Material:
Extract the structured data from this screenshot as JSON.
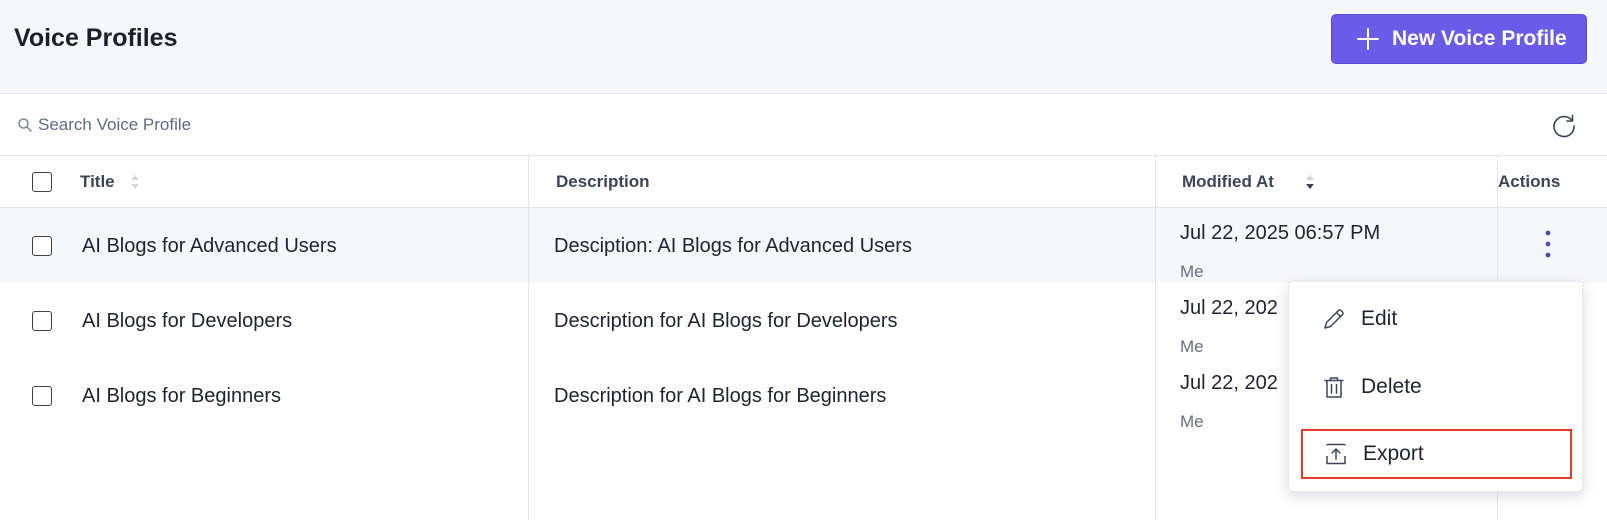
{
  "header": {
    "title": "Voice Profiles",
    "new_button_label": "New Voice Profile",
    "accent_color": "#6b5ce7"
  },
  "search": {
    "placeholder": "Search Voice Profile",
    "value": ""
  },
  "table": {
    "columns": {
      "title": "Title",
      "description": "Description",
      "modified_at": "Modified At",
      "actions": "Actions"
    },
    "rows": [
      {
        "title": "AI Blogs for Advanced Users",
        "description": "Desciption: AI Blogs for Advanced Users",
        "modified": "Jul 22, 2025 06:57 PM",
        "by": "Me"
      },
      {
        "title": "AI Blogs for Developers",
        "description": "Description for AI Blogs for Developers",
        "modified": "Jul 22, 202",
        "by": "Me"
      },
      {
        "title": "AI Blogs for Beginners",
        "description": "Description for AI Blogs for Beginners",
        "modified": "Jul 22, 202",
        "by": "Me"
      }
    ]
  },
  "menu": {
    "items": [
      {
        "label": "Edit",
        "icon": "pencil-icon"
      },
      {
        "label": "Delete",
        "icon": "trash-icon"
      },
      {
        "label": "Export",
        "icon": "export-icon"
      }
    ],
    "highlight_color": "#e23a2b"
  }
}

What is required: Reproduce the listing word for word and omit its pictures.

Solution to the problem:
Extract the structured data from this screenshot as JSON.
{
  "header": {
    "title": "Voice Profiles",
    "new_button_label": "New Voice Profile",
    "accent_color": "#6b5ce7"
  },
  "search": {
    "placeholder": "Search Voice Profile",
    "value": ""
  },
  "table": {
    "columns": {
      "title": "Title",
      "description": "Description",
      "modified_at": "Modified At",
      "actions": "Actions"
    },
    "rows": [
      {
        "title": "AI Blogs for Advanced Users",
        "description": "Desciption: AI Blogs for Advanced Users",
        "modified": "Jul 22, 2025 06:57 PM",
        "by": "Me"
      },
      {
        "title": "AI Blogs for Developers",
        "description": "Description for AI Blogs for Developers",
        "modified": "Jul 22, 202",
        "by": "Me"
      },
      {
        "title": "AI Blogs for Beginners",
        "description": "Description for AI Blogs for Beginners",
        "modified": "Jul 22, 202",
        "by": "Me"
      }
    ]
  },
  "menu": {
    "items": [
      {
        "label": "Edit",
        "icon": "pencil-icon"
      },
      {
        "label": "Delete",
        "icon": "trash-icon"
      },
      {
        "label": "Export",
        "icon": "export-icon"
      }
    ],
    "highlight_color": "#e23a2b"
  }
}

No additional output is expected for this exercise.